Figure record listings
══════
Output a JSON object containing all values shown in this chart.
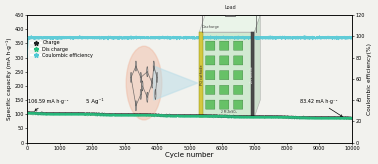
{
  "xlabel": "Cycle number",
  "ylabel_left": "Specific capacity (mA h·g⁻¹)",
  "ylabel_right": "Coulombic efficiency(%)",
  "xlim": [
    0,
    10000
  ],
  "ylim_left": [
    0,
    450
  ],
  "ylim_right": [
    0,
    120
  ],
  "xticks": [
    0,
    1000,
    2000,
    3000,
    4000,
    5000,
    6000,
    7000,
    8000,
    9000,
    10000
  ],
  "yticks_left": [
    0,
    50,
    100,
    150,
    200,
    250,
    300,
    350,
    400,
    450
  ],
  "yticks_right": [
    0,
    20,
    40,
    60,
    80,
    100,
    120
  ],
  "charge_start": 106.59,
  "discharge_start": 103.5,
  "discharge_end": 83.42,
  "coulombic_pct": 98.5,
  "annotation_left_text": "106.59 mA h·g⁻¹",
  "annotation_right_text": "83.42 mA h·g⁻¹",
  "current_density_text": "5 Ag⁻¹",
  "legend_charge": "Charge",
  "legend_discharge": "Dis charge",
  "legend_coulombic": "Coulombic efficiency",
  "color_charge": "#222222",
  "color_discharge": "#26c080",
  "color_coulombic": "#50c8d5",
  "bg_color": "#f2f2ee",
  "n_points": 10000,
  "coulombic_y_left": 370,
  "discharge_decay_rate": 1.85e-05,
  "charge_decay_rate": 1.85e-05
}
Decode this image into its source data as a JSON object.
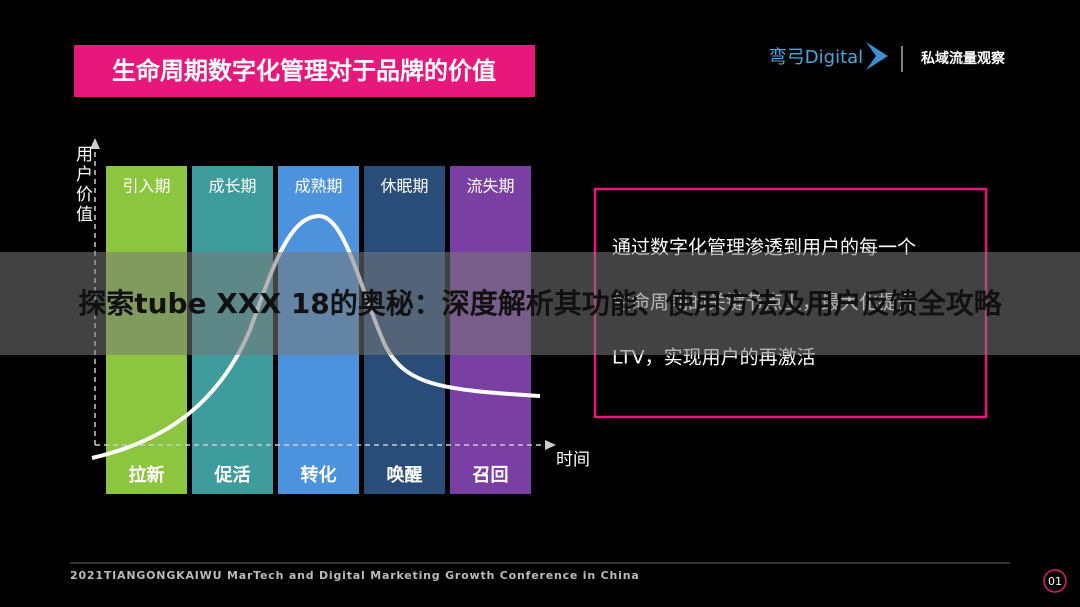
{
  "slide": {
    "title": "生命周期数字化管理对于品牌的价值",
    "brand": "弯弓Digital",
    "brand_tagline": "私域流量观察",
    "y_axis_label": "用户价值",
    "x_axis_label": "时间",
    "stages": [
      {
        "name": "引入期",
        "action": "拉新",
        "color": "#8cc63f"
      },
      {
        "name": "成长期",
        "action": "促活",
        "color": "#3f9c9c"
      },
      {
        "name": "成熟期",
        "action": "转化",
        "color": "#4d92dc"
      },
      {
        "name": "休眠期",
        "action": "唤醒",
        "color": "#294d78"
      },
      {
        "name": "流失期",
        "action": "召回",
        "color": "#7a3fa3"
      }
    ],
    "description_lines": [
      "通过数字化管理渗透到用户的每一个",
      "生命周期的关键节点上，最大化提升",
      "LTV，实现用户的再激活"
    ],
    "footer": "2021TIANGONGKAIWU MarTech and Digital Marketing Growth Conference in China",
    "page_number": "01"
  },
  "overlay": {
    "headline": "探索tube XXX 18的奥秘：深度解析其功能、使用方法及用户反馈全攻略"
  }
}
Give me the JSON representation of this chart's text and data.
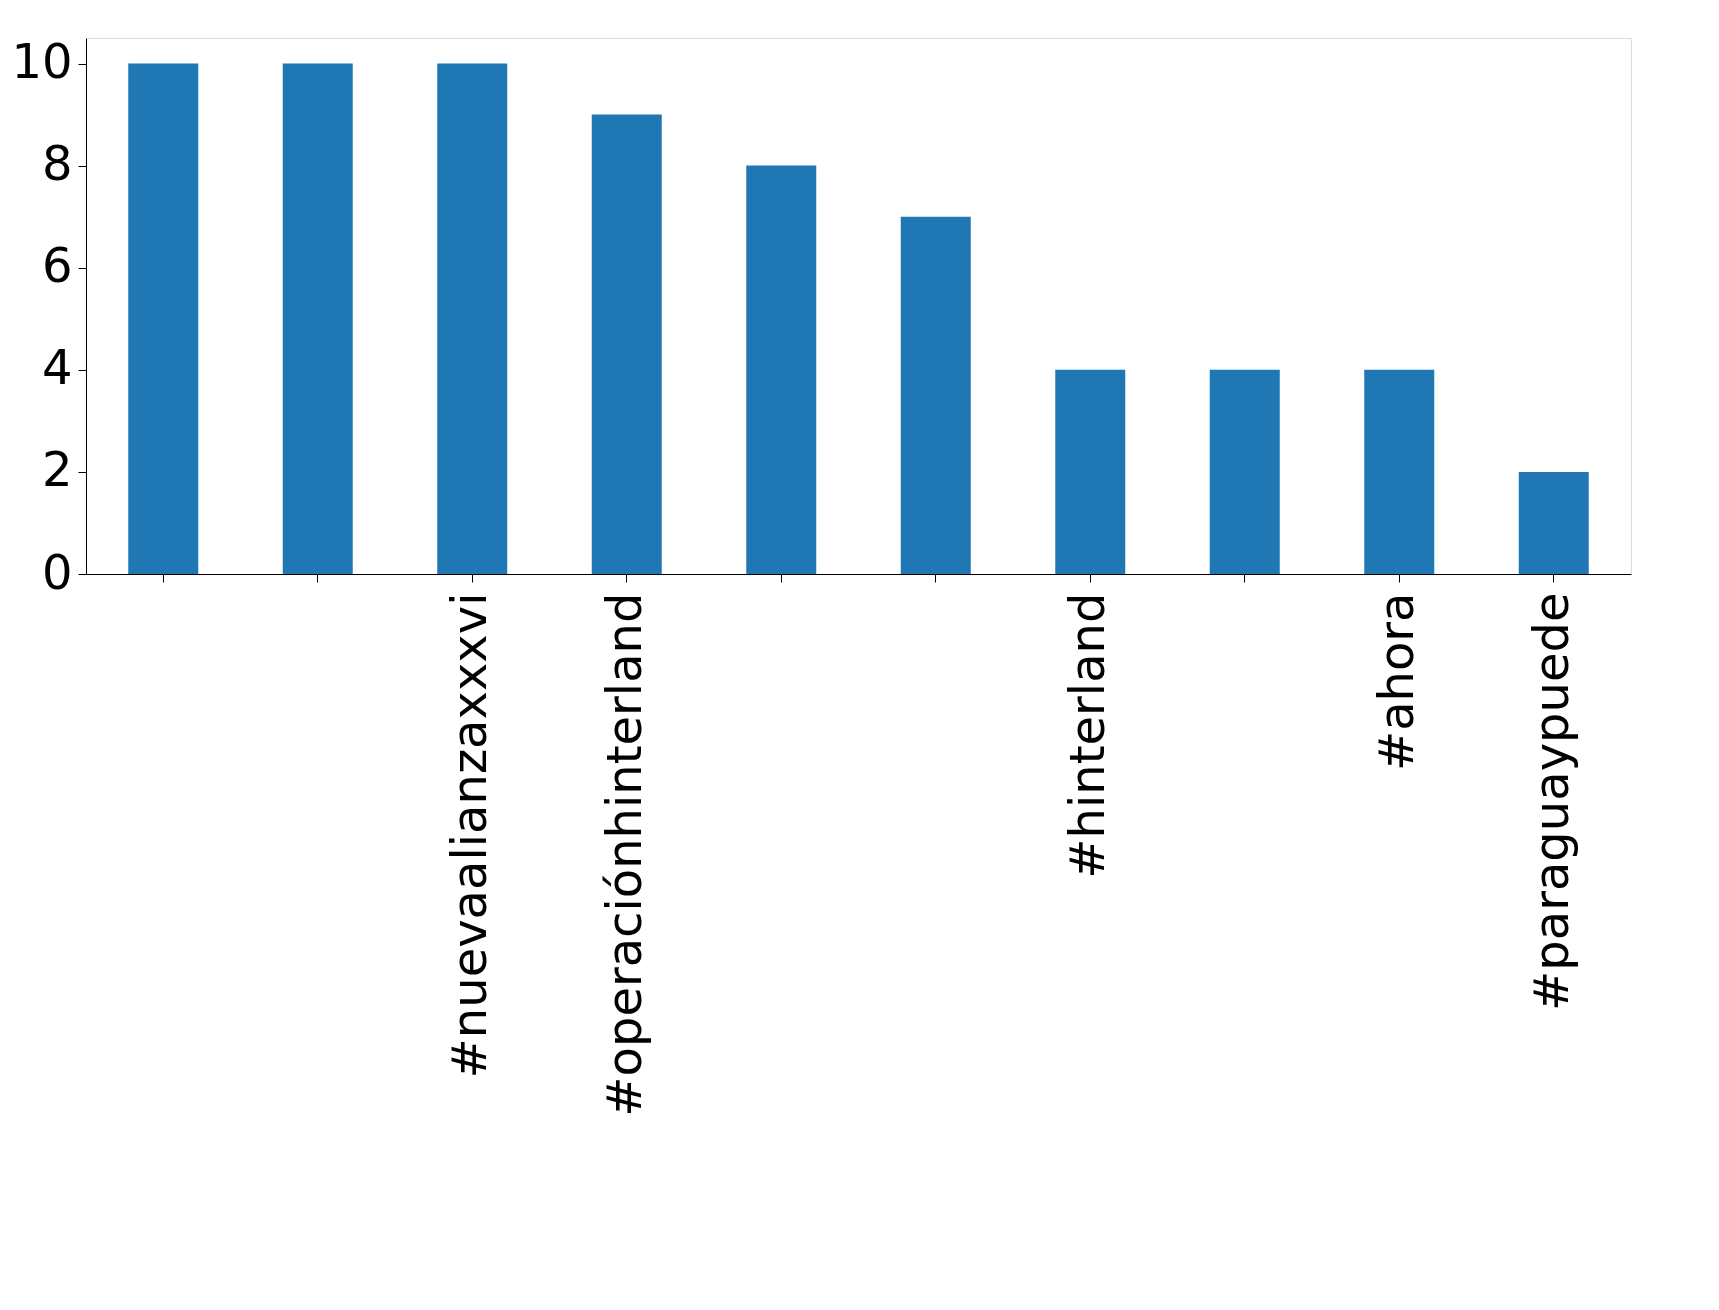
══════
◆ Task instructions
Transcribe every entry word for word, but omit the pictures.

◆ Response
Output a JSON object containing all values shown in this chart.
{
  "xlabel": "Cycle number",
  "ylabel_left": "Specific capacity (mA h·g⁻¹)",
  "ylabel_right": "Coulombic efficiency(%)",
  "xlim": [
    0,
    10000
  ],
  "ylim_left": [
    0,
    450
  ],
  "ylim_right": [
    0,
    120
  ],
  "xticks": [
    0,
    1000,
    2000,
    3000,
    4000,
    5000,
    6000,
    7000,
    8000,
    9000,
    10000
  ],
  "yticks_left": [
    0,
    50,
    100,
    150,
    200,
    250,
    300,
    350,
    400,
    450
  ],
  "yticks_right": [
    0,
    20,
    40,
    60,
    80,
    100,
    120
  ],
  "charge_start": 106.59,
  "discharge_start": 103.5,
  "discharge_end": 83.42,
  "coulombic_pct": 98.5,
  "annotation_left_text": "106.59 mA h·g⁻¹",
  "annotation_right_text": "83.42 mA h·g⁻¹",
  "current_density_text": "5 Ag⁻¹",
  "legend_charge": "Charge",
  "legend_discharge": "Dis charge",
  "legend_coulombic": "Coulombic efficiency",
  "color_charge": "#222222",
  "color_discharge": "#26c080",
  "color_coulombic": "#50c8d5",
  "bg_color": "#f2f2ee",
  "n_points": 10000,
  "coulombic_y_left": 370,
  "discharge_decay_rate": 1.85e-05,
  "charge_decay_rate": 1.85e-05
}
Decode this image into its source data as a JSON object.
{
  "slide": {
    "title": "生命周期数字化管理对于品牌的价值",
    "brand": "弯弓Digital",
    "brand_tagline": "私域流量观察",
    "y_axis_label": "用户价值",
    "x_axis_label": "时间",
    "stages": [
      {
        "name": "引入期",
        "action": "拉新",
        "color": "#8cc63f"
      },
      {
        "name": "成长期",
        "action": "促活",
        "color": "#3f9c9c"
      },
      {
        "name": "成熟期",
        "action": "转化",
        "color": "#4d92dc"
      },
      {
        "name": "休眠期",
        "action": "唤醒",
        "color": "#294d78"
      },
      {
        "name": "流失期",
        "action": "召回",
        "color": "#7a3fa3"
      }
    ],
    "description_lines": [
      "通过数字化管理渗透到用户的每一个",
      "生命周期的关键节点上，最大化提升",
      "LTV，实现用户的再激活"
    ],
    "footer": "2021TIANGONGKAIWU MarTech and Digital Marketing Growth Conference in China",
    "page_number": "01"
  },
  "overlay": {
    "headline": "探索tube XXX 18的奥秘：深度解析其功能、使用方法及用户反馈全攻略"
  }
}
Give me the JSON representation of this chart's text and data.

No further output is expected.